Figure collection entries

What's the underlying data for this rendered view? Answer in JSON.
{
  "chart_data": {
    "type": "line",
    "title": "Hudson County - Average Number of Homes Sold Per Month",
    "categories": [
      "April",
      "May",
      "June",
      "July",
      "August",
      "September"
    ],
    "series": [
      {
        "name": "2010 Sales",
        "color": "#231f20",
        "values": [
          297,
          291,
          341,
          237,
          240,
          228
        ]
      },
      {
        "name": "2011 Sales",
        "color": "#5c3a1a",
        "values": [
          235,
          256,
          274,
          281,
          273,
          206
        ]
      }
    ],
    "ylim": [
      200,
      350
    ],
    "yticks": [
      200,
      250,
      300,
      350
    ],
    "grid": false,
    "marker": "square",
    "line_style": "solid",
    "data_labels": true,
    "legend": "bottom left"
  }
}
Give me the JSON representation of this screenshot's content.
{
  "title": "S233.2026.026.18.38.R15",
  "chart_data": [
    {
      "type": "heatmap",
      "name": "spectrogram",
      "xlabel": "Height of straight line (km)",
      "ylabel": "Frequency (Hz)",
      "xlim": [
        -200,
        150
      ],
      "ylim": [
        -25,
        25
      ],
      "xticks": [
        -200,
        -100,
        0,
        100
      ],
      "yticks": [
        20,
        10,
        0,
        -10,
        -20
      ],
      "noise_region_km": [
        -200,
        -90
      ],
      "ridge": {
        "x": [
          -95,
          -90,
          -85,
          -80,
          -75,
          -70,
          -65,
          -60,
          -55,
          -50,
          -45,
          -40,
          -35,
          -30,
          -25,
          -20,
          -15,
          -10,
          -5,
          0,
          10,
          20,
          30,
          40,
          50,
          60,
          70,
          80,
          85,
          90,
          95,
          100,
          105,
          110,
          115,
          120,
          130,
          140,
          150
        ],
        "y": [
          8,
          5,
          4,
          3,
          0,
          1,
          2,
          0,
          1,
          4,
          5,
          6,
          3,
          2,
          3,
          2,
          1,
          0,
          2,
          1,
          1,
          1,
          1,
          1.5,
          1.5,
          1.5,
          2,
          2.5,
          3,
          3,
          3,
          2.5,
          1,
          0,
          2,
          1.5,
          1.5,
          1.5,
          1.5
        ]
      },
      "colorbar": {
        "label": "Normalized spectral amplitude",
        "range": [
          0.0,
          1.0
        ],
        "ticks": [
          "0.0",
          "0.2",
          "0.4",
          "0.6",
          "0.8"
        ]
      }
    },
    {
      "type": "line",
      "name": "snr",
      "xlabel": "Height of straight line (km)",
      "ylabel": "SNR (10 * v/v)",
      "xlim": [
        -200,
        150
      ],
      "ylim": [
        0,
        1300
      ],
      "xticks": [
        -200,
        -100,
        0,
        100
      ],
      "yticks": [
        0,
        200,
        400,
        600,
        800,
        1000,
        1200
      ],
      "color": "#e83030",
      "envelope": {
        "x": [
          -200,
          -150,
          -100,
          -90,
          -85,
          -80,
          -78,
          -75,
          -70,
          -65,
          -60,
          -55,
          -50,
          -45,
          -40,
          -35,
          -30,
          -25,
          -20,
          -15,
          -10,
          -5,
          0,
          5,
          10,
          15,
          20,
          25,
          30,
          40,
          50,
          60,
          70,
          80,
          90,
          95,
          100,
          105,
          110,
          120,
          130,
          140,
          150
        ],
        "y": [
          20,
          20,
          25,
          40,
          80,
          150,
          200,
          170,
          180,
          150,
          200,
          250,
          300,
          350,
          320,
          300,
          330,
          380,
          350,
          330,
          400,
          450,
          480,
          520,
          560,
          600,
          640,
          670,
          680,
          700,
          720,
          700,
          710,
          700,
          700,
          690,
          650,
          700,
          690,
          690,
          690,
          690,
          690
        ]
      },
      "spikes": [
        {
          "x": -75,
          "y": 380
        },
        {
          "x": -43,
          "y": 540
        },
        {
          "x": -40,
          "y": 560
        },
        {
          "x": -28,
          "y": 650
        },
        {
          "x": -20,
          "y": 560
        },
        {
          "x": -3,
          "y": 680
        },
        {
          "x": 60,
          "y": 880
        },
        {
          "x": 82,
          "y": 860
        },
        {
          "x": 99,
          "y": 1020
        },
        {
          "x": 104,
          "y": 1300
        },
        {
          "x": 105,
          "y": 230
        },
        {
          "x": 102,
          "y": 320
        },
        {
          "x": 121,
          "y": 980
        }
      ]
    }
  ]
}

* _Work to do_
Retype the records above exactly.

* _Final result_
What's the underlying data for this rendered view? Answer in JSON.
{
  "chart_data": {
    "type": "line",
    "title": "Hudson County - Average Number of Homes Sold Per Month",
    "categories": [
      "April",
      "May",
      "June",
      "July",
      "August",
      "September"
    ],
    "series": [
      {
        "name": "2010 Sales",
        "color": "#231f20",
        "values": [
          297,
          291,
          341,
          237,
          240,
          228
        ]
      },
      {
        "name": "2011 Sales",
        "color": "#5c3a1a",
        "values": [
          235,
          256,
          274,
          281,
          273,
          206
        ]
      }
    ],
    "ylim": [
      200,
      350
    ],
    "yticks": [
      200,
      250,
      300,
      350
    ],
    "grid": false,
    "marker": "square",
    "line_style": "solid",
    "data_labels": true,
    "legend": "bottom left"
  }
}
Give me the JSON representation of this screenshot's content.
{
  "title": "S233.2026.026.18.38.R15",
  "chart_data": [
    {
      "type": "heatmap",
      "name": "spectrogram",
      "xlabel": "Height of straight line (km)",
      "ylabel": "Frequency (Hz)",
      "xlim": [
        -200,
        150
      ],
      "ylim": [
        -25,
        25
      ],
      "xticks": [
        -200,
        -100,
        0,
        100
      ],
      "yticks": [
        20,
        10,
        0,
        -10,
        -20
      ],
      "noise_region_km": [
        -200,
        -90
      ],
      "ridge": {
        "x": [
          -95,
          -90,
          -85,
          -80,
          -75,
          -70,
          -65,
          -60,
          -55,
          -50,
          -45,
          -40,
          -35,
          -30,
          -25,
          -20,
          -15,
          -10,
          -5,
          0,
          10,
          20,
          30,
          40,
          50,
          60,
          70,
          80,
          85,
          90,
          95,
          100,
          105,
          110,
          115,
          120,
          130,
          140,
          150
        ],
        "y": [
          8,
          5,
          4,
          3,
          0,
          1,
          2,
          0,
          1,
          4,
          5,
          6,
          3,
          2,
          3,
          2,
          1,
          0,
          2,
          1,
          1,
          1,
          1,
          1.5,
          1.5,
          1.5,
          2,
          2.5,
          3,
          3,
          3,
          2.5,
          1,
          0,
          2,
          1.5,
          1.5,
          1.5,
          1.5
        ]
      },
      "colorbar": {
        "label": "Normalized spectral amplitude",
        "range": [
          0.0,
          1.0
        ],
        "ticks": [
          "0.0",
          "0.2",
          "0.4",
          "0.6",
          "0.8"
        ]
      }
    },
    {
      "type": "line",
      "name": "snr",
      "xlabel": "Height of straight line (km)",
      "ylabel": "SNR (10 * v/v)",
      "xlim": [
        -200,
        150
      ],
      "ylim": [
        0,
        1300
      ],
      "xticks": [
        -200,
        -100,
        0,
        100
      ],
      "yticks": [
        0,
        200,
        400,
        600,
        800,
        1000,
        1200
      ],
      "color": "#e83030",
      "envelope": {
        "x": [
          -200,
          -150,
          -100,
          -90,
          -85,
          -80,
          -78,
          -75,
          -70,
          -65,
          -60,
          -55,
          -50,
          -45,
          -40,
          -35,
          -30,
          -25,
          -20,
          -15,
          -10,
          -5,
          0,
          5,
          10,
          15,
          20,
          25,
          30,
          40,
          50,
          60,
          70,
          80,
          90,
          95,
          100,
          105,
          110,
          120,
          130,
          140,
          150
        ],
        "y": [
          20,
          20,
          25,
          40,
          80,
          150,
          200,
          170,
          180,
          150,
          200,
          250,
          300,
          350,
          320,
          300,
          330,
          380,
          350,
          330,
          400,
          450,
          480,
          520,
          560,
          600,
          640,
          670,
          680,
          700,
          720,
          700,
          710,
          700,
          700,
          690,
          650,
          700,
          690,
          690,
          690,
          690,
          690
        ]
      },
      "spikes": [
        {
          "x": -75,
          "y": 380
        },
        {
          "x": -43,
          "y": 540
        },
        {
          "x": -40,
          "y": 560
        },
        {
          "x": -28,
          "y": 650
        },
        {
          "x": -20,
          "y": 560
        },
        {
          "x": -3,
          "y": 680
        },
        {
          "x": 60,
          "y": 880
        },
        {
          "x": 82,
          "y": 860
        },
        {
          "x": 99,
          "y": 1020
        },
        {
          "x": 104,
          "y": 1300
        },
        {
          "x": 105,
          "y": 230
        },
        {
          "x": 102,
          "y": 320
        },
        {
          "x": 121,
          "y": 980
        }
      ]
    }
  ]
}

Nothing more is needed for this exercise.